## INPUT ROWS
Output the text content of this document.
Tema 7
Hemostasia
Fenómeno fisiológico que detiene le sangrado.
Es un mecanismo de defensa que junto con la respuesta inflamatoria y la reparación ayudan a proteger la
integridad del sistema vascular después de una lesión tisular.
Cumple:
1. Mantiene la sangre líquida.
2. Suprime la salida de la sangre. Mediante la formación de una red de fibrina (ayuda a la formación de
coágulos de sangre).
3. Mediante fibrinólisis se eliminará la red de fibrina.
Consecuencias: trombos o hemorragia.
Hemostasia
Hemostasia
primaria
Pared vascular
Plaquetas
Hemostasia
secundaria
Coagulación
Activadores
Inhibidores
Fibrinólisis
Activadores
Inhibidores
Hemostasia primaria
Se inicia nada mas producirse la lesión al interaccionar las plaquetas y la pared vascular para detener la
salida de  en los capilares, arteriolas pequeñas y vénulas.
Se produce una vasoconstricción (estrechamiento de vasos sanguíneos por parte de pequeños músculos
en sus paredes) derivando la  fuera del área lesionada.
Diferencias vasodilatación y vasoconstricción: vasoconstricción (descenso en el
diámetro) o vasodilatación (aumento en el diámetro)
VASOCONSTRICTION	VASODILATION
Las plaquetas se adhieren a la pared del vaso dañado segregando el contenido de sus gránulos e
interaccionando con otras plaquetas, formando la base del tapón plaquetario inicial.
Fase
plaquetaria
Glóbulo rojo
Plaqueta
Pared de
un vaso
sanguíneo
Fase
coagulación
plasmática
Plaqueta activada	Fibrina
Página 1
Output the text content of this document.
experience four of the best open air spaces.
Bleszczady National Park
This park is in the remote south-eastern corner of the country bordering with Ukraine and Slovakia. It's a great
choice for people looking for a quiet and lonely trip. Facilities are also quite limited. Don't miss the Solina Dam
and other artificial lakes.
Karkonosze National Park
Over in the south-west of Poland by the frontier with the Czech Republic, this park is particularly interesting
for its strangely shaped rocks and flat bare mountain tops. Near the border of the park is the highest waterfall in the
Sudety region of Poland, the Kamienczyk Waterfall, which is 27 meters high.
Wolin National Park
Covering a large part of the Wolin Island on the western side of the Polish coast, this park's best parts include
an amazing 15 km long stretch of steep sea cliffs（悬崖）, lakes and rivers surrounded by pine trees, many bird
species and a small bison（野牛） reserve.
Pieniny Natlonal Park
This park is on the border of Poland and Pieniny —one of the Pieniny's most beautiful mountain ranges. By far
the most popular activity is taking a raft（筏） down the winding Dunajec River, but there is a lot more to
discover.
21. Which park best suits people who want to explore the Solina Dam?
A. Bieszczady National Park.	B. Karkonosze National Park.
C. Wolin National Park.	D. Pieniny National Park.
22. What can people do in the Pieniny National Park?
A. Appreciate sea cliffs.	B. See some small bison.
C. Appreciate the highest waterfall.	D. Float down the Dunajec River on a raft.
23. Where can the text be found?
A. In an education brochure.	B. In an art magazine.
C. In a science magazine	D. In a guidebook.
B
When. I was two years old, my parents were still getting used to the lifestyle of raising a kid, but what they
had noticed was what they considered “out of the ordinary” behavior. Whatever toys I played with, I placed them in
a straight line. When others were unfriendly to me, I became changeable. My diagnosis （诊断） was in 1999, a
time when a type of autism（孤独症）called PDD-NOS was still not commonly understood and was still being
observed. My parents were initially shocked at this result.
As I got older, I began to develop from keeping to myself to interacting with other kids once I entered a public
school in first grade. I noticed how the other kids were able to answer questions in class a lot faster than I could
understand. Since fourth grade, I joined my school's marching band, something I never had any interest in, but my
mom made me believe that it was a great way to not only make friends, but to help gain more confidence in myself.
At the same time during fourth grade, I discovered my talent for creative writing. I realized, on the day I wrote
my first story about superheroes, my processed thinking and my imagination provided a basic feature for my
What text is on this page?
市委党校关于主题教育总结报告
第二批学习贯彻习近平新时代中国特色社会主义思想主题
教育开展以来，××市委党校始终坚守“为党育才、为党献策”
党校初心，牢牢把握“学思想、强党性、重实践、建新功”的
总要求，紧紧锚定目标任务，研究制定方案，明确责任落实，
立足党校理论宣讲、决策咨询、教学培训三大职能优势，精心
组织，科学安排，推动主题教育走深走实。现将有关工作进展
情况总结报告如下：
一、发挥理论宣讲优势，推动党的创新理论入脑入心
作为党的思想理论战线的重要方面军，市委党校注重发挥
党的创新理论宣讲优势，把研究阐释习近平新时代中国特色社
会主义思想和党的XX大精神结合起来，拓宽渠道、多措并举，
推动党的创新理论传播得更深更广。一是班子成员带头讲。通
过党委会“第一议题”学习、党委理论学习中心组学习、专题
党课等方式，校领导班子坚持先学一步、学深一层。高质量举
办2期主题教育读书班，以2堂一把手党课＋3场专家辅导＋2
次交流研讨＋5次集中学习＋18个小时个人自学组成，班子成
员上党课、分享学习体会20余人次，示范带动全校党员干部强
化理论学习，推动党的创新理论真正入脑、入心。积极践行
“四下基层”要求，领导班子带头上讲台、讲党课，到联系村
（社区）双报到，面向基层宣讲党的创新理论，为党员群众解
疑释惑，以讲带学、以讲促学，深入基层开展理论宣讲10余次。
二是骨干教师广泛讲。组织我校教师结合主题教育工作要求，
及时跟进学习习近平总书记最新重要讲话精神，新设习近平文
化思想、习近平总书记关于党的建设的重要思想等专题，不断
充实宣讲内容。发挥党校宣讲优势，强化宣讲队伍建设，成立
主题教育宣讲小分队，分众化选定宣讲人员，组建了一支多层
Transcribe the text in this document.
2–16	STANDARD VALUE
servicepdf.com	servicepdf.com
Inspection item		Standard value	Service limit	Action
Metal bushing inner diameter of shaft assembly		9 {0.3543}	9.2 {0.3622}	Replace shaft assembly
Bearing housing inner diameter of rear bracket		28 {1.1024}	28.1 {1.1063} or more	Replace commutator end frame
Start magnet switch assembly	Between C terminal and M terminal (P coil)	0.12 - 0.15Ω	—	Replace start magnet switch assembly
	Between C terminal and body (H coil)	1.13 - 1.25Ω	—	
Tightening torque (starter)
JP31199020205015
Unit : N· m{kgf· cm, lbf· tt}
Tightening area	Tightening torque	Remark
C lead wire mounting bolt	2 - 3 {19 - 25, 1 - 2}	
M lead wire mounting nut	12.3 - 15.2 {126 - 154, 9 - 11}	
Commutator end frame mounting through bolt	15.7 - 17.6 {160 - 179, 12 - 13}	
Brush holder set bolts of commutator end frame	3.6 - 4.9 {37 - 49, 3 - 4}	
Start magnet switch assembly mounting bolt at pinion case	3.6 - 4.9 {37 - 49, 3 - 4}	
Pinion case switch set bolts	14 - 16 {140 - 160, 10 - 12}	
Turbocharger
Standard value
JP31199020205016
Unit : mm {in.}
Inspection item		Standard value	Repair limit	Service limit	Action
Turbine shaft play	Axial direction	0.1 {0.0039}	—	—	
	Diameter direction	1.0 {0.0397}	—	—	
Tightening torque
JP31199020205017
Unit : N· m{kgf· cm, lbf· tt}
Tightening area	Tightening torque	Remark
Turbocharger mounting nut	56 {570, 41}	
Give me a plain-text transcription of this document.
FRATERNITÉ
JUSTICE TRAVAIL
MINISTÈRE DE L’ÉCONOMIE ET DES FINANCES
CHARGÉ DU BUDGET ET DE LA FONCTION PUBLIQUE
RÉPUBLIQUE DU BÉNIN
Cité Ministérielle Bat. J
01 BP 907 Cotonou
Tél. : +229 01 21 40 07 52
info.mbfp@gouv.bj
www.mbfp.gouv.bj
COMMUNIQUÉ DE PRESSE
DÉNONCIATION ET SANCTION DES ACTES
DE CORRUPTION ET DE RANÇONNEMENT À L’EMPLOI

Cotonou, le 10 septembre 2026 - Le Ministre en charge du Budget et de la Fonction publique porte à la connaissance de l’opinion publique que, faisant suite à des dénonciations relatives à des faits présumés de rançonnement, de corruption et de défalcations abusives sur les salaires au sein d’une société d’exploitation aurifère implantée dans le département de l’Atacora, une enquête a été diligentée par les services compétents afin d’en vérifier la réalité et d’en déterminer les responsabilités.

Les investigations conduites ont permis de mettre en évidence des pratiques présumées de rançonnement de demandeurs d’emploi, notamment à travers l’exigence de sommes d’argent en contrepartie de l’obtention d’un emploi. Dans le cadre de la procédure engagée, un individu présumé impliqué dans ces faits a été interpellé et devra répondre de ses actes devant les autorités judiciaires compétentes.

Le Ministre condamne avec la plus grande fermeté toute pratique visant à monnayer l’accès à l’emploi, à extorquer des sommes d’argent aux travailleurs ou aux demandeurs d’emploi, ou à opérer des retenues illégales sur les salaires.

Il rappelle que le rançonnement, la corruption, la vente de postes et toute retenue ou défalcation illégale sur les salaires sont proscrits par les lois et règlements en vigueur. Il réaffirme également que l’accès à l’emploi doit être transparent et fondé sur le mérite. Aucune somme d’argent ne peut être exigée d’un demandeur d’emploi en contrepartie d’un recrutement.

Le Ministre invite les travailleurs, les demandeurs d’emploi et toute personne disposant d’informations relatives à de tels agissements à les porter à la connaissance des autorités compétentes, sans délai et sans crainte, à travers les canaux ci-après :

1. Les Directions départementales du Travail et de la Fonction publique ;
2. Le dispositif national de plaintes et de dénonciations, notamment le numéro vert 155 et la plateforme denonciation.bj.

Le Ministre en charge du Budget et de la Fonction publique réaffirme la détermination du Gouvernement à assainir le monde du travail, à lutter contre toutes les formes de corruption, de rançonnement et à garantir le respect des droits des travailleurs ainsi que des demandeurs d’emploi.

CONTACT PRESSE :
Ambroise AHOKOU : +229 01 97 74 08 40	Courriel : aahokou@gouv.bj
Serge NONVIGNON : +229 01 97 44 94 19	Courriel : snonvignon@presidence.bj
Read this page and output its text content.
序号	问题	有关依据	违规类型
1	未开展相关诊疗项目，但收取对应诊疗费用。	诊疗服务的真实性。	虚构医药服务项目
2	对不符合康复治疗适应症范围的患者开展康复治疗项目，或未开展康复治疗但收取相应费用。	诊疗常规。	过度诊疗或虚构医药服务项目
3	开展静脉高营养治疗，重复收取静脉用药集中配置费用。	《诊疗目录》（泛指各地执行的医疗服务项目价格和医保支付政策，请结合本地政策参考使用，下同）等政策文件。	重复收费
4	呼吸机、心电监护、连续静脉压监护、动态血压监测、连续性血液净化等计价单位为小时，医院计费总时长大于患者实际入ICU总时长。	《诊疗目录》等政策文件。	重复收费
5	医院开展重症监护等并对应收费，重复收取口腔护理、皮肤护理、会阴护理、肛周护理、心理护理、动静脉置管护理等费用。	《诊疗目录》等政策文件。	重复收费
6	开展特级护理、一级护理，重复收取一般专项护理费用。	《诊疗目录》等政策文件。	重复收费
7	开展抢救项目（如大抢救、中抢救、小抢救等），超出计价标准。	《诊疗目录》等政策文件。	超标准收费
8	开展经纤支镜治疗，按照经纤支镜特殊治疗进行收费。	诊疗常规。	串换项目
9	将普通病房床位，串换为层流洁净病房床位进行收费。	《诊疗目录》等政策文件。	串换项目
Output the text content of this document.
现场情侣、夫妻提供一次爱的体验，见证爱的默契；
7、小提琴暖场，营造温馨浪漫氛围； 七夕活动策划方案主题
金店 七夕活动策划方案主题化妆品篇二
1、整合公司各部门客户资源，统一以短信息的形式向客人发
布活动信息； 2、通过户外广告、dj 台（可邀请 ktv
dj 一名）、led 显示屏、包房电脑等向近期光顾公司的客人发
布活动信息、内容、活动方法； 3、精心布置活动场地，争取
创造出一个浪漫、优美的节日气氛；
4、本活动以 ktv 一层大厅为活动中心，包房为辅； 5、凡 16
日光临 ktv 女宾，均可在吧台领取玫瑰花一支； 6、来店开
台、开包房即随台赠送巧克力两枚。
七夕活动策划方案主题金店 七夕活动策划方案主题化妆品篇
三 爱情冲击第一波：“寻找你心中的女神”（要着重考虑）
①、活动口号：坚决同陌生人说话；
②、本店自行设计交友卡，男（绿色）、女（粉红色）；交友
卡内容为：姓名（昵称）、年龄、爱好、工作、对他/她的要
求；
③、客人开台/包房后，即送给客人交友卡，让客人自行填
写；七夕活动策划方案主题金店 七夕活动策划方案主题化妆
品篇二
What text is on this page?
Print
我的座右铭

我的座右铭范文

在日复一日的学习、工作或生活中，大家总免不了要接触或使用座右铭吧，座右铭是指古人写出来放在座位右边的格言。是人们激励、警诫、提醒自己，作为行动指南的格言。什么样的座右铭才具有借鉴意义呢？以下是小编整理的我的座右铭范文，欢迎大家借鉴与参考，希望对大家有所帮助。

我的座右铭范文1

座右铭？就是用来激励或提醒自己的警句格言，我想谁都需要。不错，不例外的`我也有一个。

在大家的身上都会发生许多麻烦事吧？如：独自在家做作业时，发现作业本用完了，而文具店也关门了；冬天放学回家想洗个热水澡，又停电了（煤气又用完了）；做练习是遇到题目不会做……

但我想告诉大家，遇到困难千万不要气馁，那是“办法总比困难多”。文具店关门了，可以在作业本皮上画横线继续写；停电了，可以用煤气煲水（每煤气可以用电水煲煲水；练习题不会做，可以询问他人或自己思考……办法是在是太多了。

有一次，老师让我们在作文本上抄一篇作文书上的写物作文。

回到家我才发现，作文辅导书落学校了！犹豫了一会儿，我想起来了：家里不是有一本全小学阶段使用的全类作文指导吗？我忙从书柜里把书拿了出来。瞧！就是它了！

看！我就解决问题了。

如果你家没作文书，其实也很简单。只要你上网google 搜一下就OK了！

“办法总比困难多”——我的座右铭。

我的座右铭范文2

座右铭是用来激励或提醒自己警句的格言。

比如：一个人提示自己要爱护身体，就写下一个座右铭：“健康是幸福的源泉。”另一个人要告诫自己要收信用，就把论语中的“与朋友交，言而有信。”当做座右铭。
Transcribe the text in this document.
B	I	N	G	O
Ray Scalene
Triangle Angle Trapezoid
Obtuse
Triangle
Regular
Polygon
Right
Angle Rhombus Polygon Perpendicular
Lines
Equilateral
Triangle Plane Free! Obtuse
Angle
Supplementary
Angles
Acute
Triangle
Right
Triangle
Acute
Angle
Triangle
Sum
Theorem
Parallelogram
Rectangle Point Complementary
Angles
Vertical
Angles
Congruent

## INSTRUCTION
Identify each line of the material where the word "magnet" shows up, and copy it.

## TASK ANSWER
Start magnet switch assembly	Between C terminal and M terminal (P coil)	0.12 - 0.15Ω	—	Replace start magnet switch assembly
Start magnet switch assembly mounting bolt at pinion case	3.6 - 4.9 {37 - 49, 3 - 4}	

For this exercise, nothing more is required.